---------- RECORDS SUPPLIED ----------

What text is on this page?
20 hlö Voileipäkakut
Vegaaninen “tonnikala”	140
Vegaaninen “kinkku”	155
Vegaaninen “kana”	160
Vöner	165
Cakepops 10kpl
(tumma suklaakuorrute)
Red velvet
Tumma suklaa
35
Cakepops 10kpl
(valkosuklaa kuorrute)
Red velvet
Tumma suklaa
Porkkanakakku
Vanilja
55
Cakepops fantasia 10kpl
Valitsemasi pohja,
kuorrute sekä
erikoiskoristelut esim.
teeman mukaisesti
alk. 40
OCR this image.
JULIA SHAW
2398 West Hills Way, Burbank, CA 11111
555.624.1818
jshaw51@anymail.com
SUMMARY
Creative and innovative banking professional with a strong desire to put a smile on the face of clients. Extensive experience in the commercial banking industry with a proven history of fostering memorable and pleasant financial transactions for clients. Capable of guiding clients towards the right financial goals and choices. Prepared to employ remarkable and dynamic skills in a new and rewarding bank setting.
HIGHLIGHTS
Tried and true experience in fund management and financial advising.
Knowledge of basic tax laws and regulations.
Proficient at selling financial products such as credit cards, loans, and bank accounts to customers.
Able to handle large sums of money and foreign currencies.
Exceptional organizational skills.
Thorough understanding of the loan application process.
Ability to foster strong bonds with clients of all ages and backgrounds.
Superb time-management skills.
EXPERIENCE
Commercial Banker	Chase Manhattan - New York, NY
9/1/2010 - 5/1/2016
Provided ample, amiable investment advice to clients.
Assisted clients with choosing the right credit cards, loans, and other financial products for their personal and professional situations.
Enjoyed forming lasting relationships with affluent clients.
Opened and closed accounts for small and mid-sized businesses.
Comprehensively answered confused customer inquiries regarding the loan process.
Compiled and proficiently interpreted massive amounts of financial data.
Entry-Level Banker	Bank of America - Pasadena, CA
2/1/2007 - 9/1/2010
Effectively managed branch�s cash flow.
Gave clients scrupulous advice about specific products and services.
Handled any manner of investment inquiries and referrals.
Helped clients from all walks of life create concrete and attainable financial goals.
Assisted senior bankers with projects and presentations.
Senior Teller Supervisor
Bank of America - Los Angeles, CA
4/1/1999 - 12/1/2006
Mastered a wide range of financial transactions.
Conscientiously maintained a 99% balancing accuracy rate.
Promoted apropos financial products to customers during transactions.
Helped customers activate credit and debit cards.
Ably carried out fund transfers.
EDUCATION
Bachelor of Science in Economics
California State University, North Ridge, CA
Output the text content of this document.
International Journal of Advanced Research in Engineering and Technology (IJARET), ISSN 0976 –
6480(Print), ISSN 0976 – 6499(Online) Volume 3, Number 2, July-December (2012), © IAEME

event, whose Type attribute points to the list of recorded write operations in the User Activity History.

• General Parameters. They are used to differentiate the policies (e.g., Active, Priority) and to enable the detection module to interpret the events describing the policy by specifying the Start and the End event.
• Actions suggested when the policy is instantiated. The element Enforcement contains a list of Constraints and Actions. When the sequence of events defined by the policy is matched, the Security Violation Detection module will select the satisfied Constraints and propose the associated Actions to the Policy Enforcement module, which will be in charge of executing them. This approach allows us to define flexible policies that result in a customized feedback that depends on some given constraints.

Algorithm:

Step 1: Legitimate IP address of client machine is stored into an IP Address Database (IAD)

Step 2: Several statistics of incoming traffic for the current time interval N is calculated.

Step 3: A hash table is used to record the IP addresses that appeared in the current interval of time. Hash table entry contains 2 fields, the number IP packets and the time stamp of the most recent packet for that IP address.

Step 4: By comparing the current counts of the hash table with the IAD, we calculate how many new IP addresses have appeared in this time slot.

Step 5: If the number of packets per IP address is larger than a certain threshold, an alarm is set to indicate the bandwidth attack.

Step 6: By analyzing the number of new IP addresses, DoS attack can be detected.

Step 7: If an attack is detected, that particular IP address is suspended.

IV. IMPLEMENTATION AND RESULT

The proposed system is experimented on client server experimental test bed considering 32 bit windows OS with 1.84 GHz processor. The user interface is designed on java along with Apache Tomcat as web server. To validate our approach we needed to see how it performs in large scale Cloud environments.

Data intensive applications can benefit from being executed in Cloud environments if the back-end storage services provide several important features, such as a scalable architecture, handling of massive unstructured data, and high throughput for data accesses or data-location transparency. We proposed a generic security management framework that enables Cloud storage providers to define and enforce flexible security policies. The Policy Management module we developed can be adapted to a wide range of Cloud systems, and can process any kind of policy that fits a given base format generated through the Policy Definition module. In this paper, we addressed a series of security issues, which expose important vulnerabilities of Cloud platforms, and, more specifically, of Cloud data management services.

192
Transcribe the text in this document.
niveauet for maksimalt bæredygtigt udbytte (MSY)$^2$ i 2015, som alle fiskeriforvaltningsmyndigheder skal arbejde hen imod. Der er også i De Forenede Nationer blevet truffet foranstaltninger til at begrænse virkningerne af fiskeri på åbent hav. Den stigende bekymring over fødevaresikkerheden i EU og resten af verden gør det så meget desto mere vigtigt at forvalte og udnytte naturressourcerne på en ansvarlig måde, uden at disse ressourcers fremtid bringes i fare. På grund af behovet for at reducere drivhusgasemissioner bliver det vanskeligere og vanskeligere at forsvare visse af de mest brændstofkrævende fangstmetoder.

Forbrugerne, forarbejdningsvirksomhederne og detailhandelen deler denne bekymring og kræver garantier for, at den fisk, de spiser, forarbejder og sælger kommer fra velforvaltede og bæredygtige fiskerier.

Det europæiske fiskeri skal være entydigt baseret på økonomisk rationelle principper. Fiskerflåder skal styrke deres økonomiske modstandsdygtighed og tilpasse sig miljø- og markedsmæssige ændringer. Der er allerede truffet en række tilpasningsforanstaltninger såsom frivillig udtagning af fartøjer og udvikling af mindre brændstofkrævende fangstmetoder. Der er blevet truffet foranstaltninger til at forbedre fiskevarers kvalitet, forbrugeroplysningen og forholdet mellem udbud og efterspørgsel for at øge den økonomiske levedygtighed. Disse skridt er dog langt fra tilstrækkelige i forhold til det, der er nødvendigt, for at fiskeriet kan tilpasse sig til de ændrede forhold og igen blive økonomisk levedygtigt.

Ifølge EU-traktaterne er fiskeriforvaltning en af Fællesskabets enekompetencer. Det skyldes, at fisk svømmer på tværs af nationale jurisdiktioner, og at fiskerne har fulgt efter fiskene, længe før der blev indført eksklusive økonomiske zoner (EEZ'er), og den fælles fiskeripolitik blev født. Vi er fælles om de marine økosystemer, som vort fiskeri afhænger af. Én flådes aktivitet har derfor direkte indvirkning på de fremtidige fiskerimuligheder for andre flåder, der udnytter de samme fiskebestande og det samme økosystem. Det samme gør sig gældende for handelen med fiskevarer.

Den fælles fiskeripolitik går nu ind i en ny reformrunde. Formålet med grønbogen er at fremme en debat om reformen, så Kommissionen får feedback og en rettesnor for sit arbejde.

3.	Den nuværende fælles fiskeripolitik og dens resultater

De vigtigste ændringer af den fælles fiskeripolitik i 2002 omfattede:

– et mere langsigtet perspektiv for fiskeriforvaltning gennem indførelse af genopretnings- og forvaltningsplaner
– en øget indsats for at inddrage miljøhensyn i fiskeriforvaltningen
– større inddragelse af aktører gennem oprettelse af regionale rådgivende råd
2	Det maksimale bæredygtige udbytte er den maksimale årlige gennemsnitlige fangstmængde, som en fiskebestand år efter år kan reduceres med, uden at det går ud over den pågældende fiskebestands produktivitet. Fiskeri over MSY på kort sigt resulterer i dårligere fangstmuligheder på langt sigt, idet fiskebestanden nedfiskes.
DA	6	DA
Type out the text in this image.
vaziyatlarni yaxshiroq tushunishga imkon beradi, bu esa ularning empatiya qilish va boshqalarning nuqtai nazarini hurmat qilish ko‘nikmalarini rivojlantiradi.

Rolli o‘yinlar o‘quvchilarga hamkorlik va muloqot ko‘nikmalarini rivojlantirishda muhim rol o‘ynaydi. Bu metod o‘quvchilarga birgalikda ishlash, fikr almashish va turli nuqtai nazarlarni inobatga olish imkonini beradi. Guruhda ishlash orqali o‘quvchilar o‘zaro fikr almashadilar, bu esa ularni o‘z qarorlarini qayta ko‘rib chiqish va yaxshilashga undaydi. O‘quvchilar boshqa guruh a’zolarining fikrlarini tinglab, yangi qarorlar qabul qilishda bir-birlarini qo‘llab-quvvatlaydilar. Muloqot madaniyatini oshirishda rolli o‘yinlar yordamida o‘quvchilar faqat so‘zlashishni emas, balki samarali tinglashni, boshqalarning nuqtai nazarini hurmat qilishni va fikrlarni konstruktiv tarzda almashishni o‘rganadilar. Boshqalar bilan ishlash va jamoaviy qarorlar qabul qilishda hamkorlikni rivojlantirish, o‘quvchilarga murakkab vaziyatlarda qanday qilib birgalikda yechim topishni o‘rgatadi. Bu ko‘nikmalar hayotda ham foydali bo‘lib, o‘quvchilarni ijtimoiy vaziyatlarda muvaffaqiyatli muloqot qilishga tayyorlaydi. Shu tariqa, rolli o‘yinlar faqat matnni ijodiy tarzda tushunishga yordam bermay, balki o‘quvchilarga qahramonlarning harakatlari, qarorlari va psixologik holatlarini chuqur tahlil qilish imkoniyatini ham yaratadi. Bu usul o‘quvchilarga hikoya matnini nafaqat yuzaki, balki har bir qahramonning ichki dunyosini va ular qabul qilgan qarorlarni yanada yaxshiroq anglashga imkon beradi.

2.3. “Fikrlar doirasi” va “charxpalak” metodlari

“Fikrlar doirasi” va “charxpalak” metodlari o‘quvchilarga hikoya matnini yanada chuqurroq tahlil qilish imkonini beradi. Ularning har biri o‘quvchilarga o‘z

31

----------

> **TASK DIRECTIONS**: Exactly reproduce the lines from the one containing "Type out the text in this image." through the end of the records, and only those lines.

> **OUTPUT FOR THIS EXERCISE**:
Type out the text in this image.
vaziyatlarni yaxshiroq tushunishga imkon beradi, bu esa ularning empatiya qilish va boshqalarning nuqtai nazarini hurmat qilish ko‘nikmalarini rivojlantiradi.

Rolli o‘yinlar o‘quvchilarga hamkorlik va muloqot ko‘nikmalarini rivojlantirishda muhim rol o‘ynaydi. Bu metod o‘quvchilarga birgalikda ishlash, fikr almashish va turli nuqtai nazarlarni inobatga olish imkonini beradi. Guruhda ishlash orqali o‘quvchilar o‘zaro fikr almashadilar, bu esa ularni o‘z qarorlarini qayta ko‘rib chiqish va yaxshilashga undaydi. O‘quvchilar boshqa guruh a’zolarining fikrlarini tinglab, yangi qarorlar qabul qilishda bir-birlarini qo‘llab-quvvatlaydilar. Muloqot madaniyatini oshirishda rolli o‘yinlar yordamida o‘quvchilar faqat so‘zlashishni emas, balki samarali tinglashni, boshqalarning nuqtai nazarini hurmat qilishni va fikrlarni konstruktiv tarzda almashishni o‘rganadilar. Boshqalar bilan ishlash va jamoaviy qarorlar qabul qilishda hamkorlikni rivojlantirish, o‘quvchilarga murakkab vaziyatlarda qanday qilib birgalikda yechim topishni o‘rgatadi. Bu ko‘nikmalar hayotda ham foydali bo‘lib, o‘quvchilarni ijtimoiy vaziyatlarda muvaffaqiyatli muloqot qilishga tayyorlaydi. Shu tariqa, rolli o‘yinlar faqat matnni ijodiy tarzda tushunishga yordam bermay, balki o‘quvchilarga qahramonlarning harakatlari, qarorlari va psixologik holatlarini chuqur tahlil qilish imkoniyatini ham yaratadi. Bu usul o‘quvchilarga hikoya matnini nafaqat yuzaki, balki har bir qahramonning ichki dunyosini va ular qabul qilgan qarorlarni yanada yaxshiroq anglashga imkon beradi.

2.3. “Fikrlar doirasi” va “charxpalak” metodlari

“Fikrlar doirasi” va “charxpalak” metodlari o‘quvchilarga hikoya matnini yanada chuqurroq tahlil qilish imkonini beradi. Ularning har biri o‘quvchilarga o‘z

31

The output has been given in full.